## begin

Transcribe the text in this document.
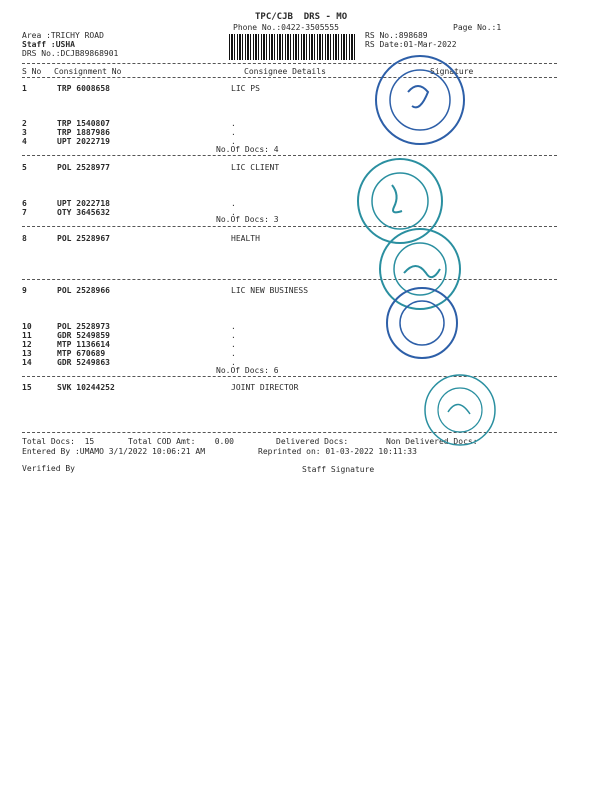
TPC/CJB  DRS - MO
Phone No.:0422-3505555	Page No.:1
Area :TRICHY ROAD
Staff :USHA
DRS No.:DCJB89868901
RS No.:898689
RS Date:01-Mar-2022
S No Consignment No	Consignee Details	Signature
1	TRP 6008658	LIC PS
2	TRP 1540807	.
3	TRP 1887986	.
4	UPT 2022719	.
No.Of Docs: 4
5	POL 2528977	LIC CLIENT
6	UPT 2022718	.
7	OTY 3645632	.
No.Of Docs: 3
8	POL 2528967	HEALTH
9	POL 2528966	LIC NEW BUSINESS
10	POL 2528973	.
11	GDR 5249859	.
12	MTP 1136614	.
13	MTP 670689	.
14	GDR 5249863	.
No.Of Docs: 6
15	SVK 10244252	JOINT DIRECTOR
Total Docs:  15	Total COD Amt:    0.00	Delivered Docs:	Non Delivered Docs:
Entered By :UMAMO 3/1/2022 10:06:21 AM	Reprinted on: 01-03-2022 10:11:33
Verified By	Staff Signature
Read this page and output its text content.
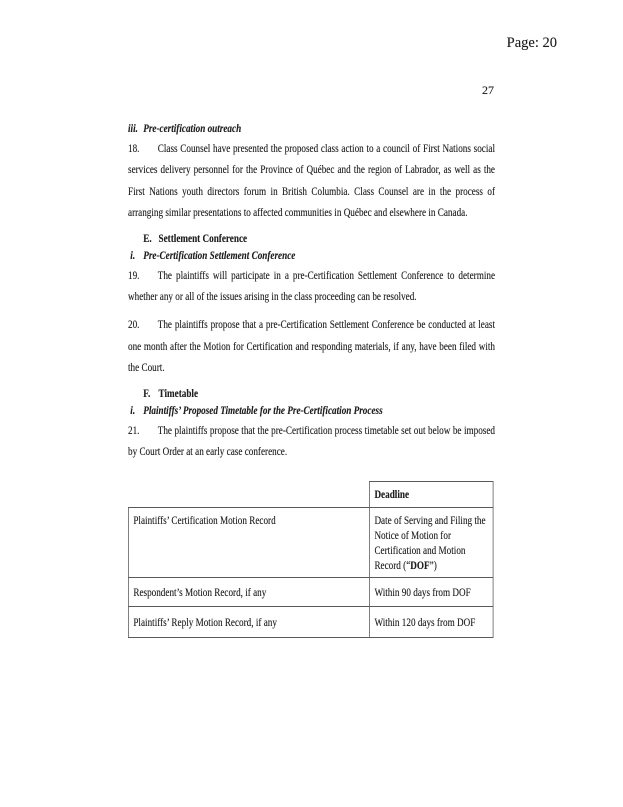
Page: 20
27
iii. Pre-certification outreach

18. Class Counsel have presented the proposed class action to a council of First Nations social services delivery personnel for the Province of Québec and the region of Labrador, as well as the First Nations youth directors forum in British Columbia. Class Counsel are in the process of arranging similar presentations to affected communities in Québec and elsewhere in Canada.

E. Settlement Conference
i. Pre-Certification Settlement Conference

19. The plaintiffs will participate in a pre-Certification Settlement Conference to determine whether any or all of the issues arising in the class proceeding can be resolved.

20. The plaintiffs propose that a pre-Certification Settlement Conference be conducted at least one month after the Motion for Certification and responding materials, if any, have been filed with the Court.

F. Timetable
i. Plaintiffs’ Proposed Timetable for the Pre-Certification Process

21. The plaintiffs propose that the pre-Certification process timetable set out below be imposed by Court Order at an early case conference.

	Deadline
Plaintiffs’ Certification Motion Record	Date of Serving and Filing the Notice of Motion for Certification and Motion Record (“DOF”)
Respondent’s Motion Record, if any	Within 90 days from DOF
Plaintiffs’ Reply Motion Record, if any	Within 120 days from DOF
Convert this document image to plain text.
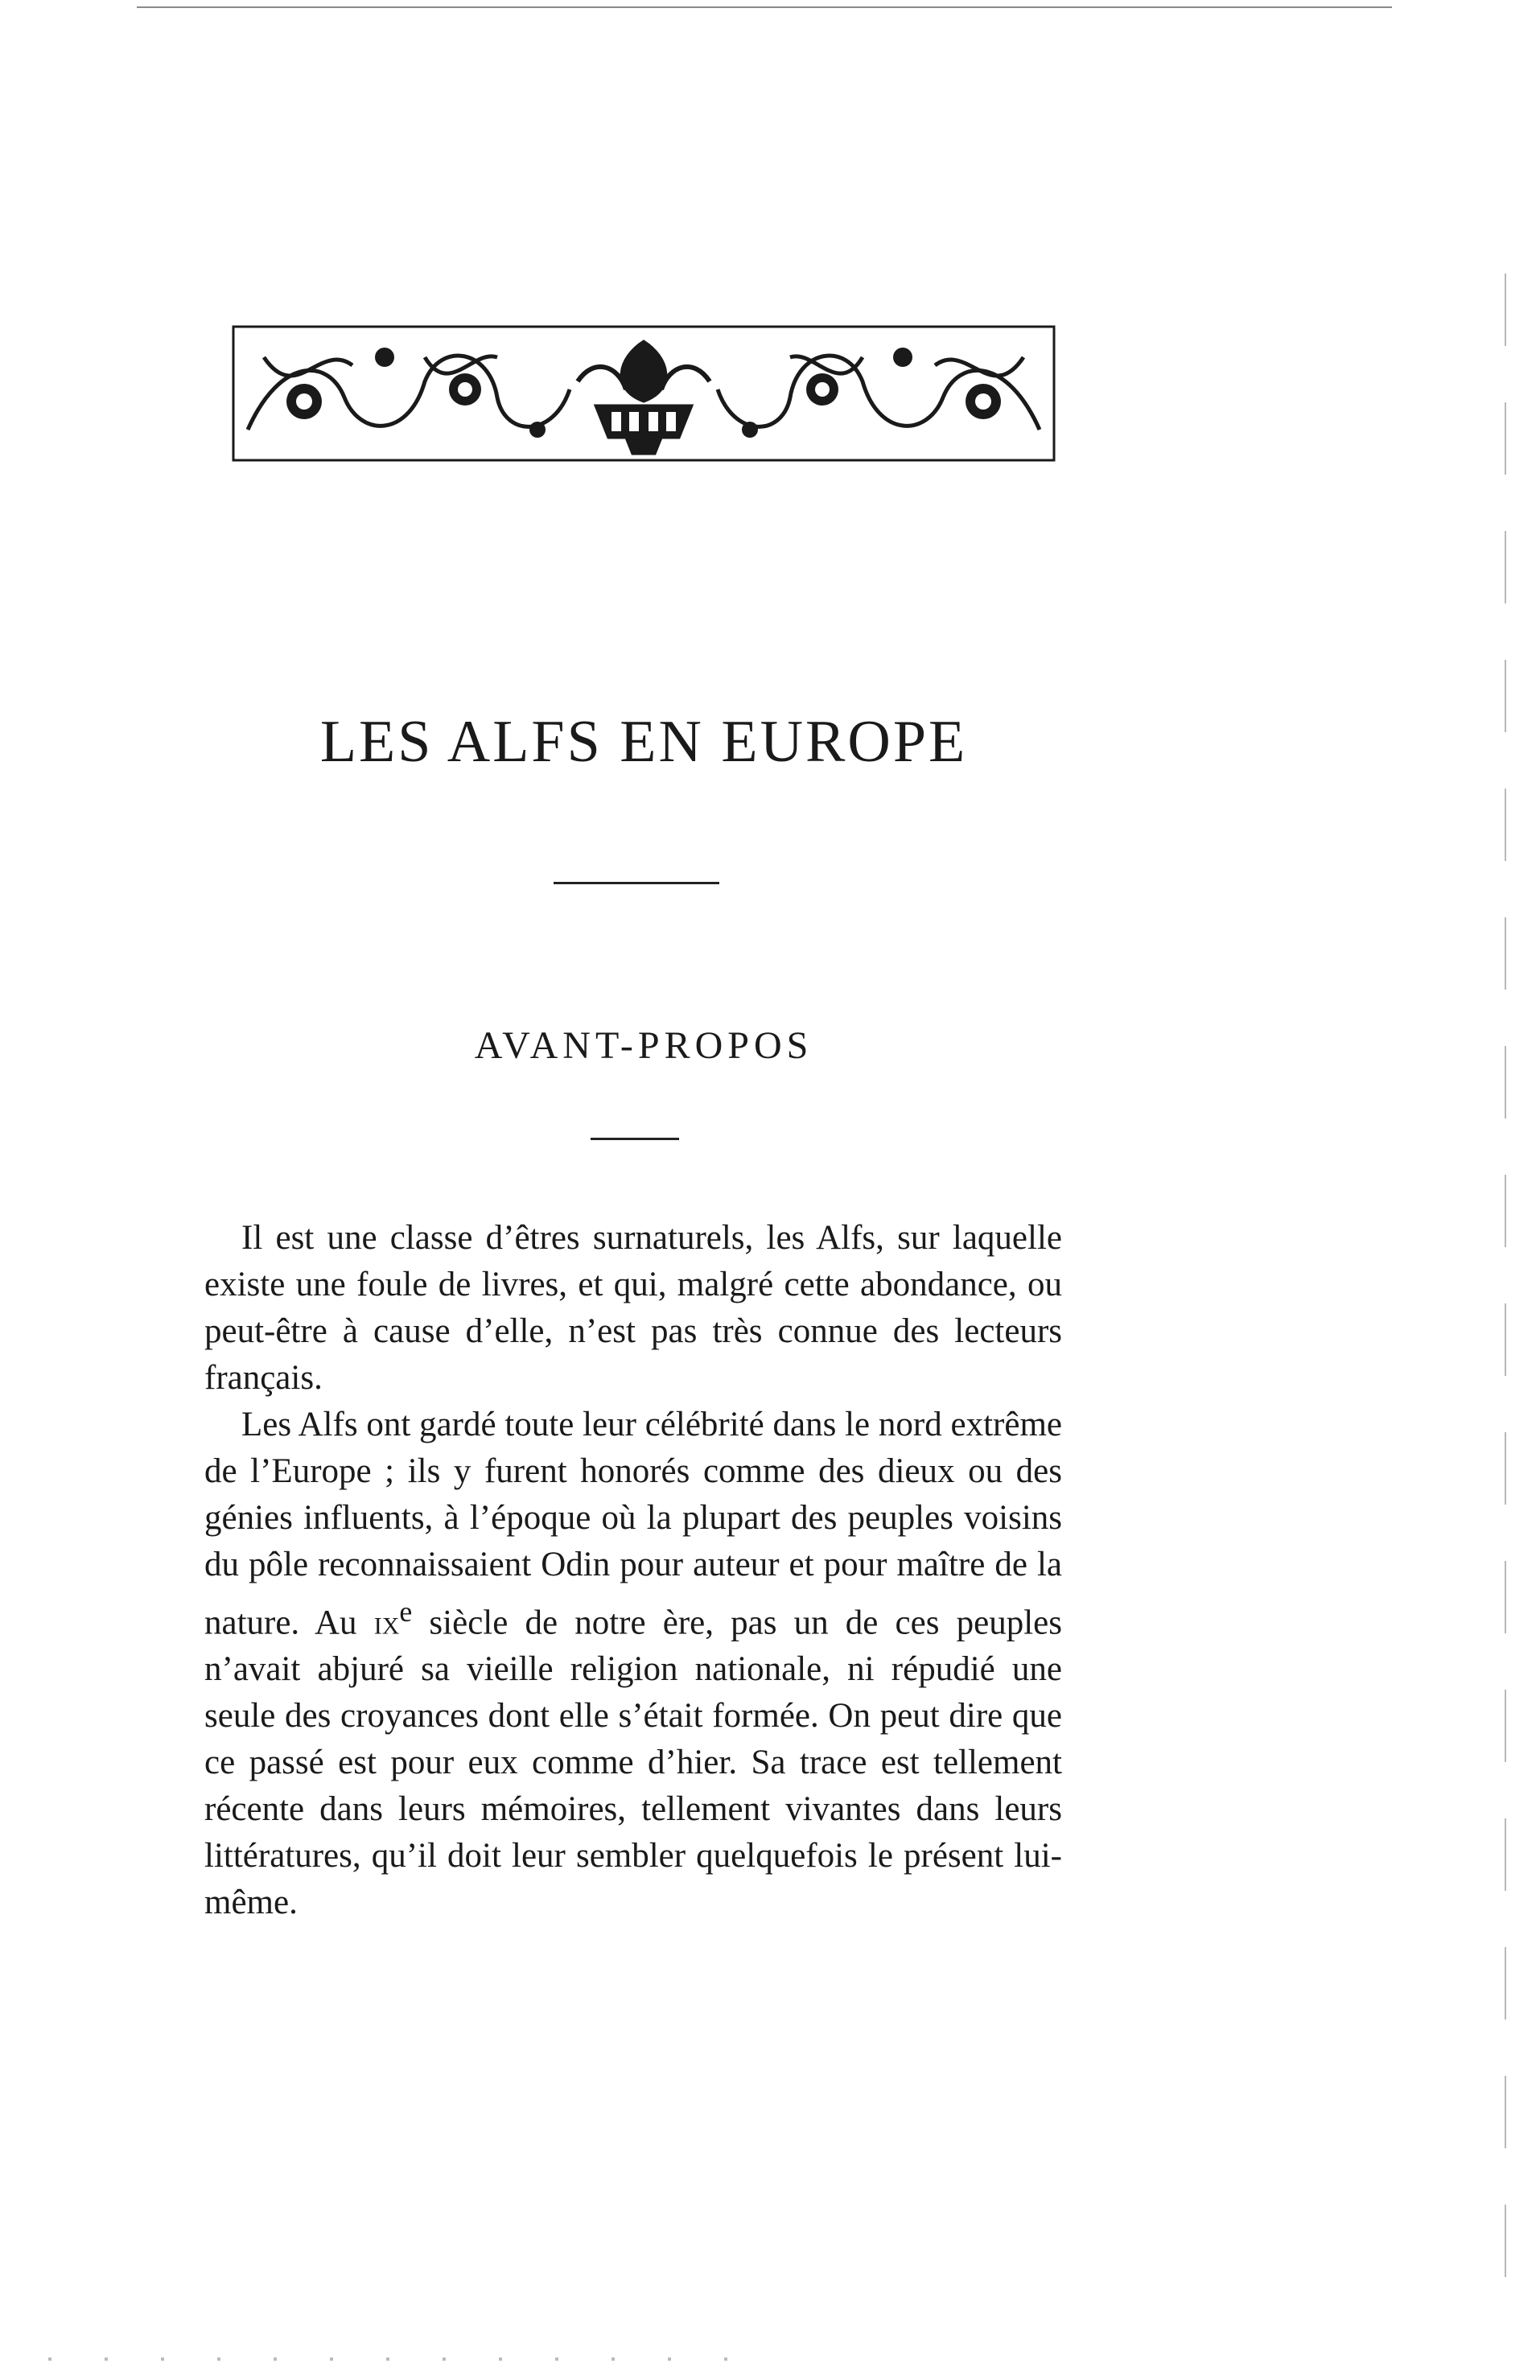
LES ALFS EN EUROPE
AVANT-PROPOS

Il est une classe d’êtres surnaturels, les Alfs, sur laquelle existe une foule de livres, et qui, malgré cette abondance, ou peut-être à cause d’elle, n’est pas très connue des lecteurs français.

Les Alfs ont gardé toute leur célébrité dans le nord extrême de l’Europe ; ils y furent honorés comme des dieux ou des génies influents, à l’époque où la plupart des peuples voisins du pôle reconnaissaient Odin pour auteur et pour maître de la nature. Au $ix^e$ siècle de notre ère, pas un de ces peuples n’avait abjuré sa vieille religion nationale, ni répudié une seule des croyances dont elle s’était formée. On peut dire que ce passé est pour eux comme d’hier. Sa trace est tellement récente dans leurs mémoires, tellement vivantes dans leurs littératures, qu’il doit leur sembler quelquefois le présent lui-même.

## end

Stated task> Nothing but the pictures may be dropped; output the records above exactly.

Exercise solution>
Transcribe the text in this document.
TPC/CJB  DRS - MO
Phone No.:0422-3505555	Page No.:1
Area :TRICHY ROAD
Staff :USHA
DRS No.:DCJB89868901
RS No.:898689
RS Date:01-Mar-2022
S No Consignment No	Consignee Details	Signature
1	TRP 6008658	LIC PS
2	TRP 1540807	.
3	TRP 1887986	.
4	UPT 2022719	.
No.Of Docs: 4
5	POL 2528977	LIC CLIENT
6	UPT 2022718	.
7	OTY 3645632	.
No.Of Docs: 3
8	POL 2528967	HEALTH
9	POL 2528966	LIC NEW BUSINESS
10	POL 2528973	.
11	GDR 5249859	.
12	MTP 1136614	.
13	MTP 670689	.
14	GDR 5249863	.
No.Of Docs: 6
15	SVK 10244252	JOINT DIRECTOR
Total Docs:  15	Total COD Amt:    0.00	Delivered Docs:	Non Delivered Docs:
Entered By :UMAMO 3/1/2022 10:06:21 AM	Reprinted on: 01-03-2022 10:11:33
Verified By	Staff Signature
Read this page and output its text content.
Page: 20
27
iii. Pre-certification outreach

18. Class Counsel have presented the proposed class action to a council of First Nations social services delivery personnel for the Province of Québec and the region of Labrador, as well as the First Nations youth directors forum in British Columbia. Class Counsel are in the process of arranging similar presentations to affected communities in Québec and elsewhere in Canada.

E. Settlement Conference
i. Pre-Certification Settlement Conference

19. The plaintiffs will participate in a pre-Certification Settlement Conference to determine whether any or all of the issues arising in the class proceeding can be resolved.

20. The plaintiffs propose that a pre-Certification Settlement Conference be conducted at least one month after the Motion for Certification and responding materials, if any, have been filed with the Court.

F. Timetable
i. Plaintiffs’ Proposed Timetable for the Pre-Certification Process

21. The plaintiffs propose that the pre-Certification process timetable set out below be imposed by Court Order at an early case conference.

	Deadline
Plaintiffs’ Certification Motion Record	Date of Serving and Filing the Notice of Motion for Certification and Motion Record (“DOF”)
Respondent’s Motion Record, if any	Within 90 days from DOF
Plaintiffs’ Reply Motion Record, if any	Within 120 days from DOF
Convert this document image to plain text.
LES ALFS EN EUROPE
AVANT-PROPOS

Il est une classe d’êtres surnaturels, les Alfs, sur laquelle existe une foule de livres, et qui, malgré cette abondance, ou peut-être à cause d’elle, n’est pas très connue des lecteurs français.

Les Alfs ont gardé toute leur célébrité dans le nord extrême de l’Europe ; ils y furent honorés comme des dieux ou des génies influents, à l’époque où la plupart des peuples voisins du pôle reconnaissaient Odin pour auteur et pour maître de la nature. Au $ix^e$ siècle de notre ère, pas un de ces peuples n’avait abjuré sa vieille religion nationale, ni répudié une seule des croyances dont elle s’était formée. On peut dire que ce passé est pour eux comme d’hier. Sa trace est tellement récente dans leurs mémoires, tellement vivantes dans leurs littératures, qu’il doit leur sembler quelquefois le présent lui-même.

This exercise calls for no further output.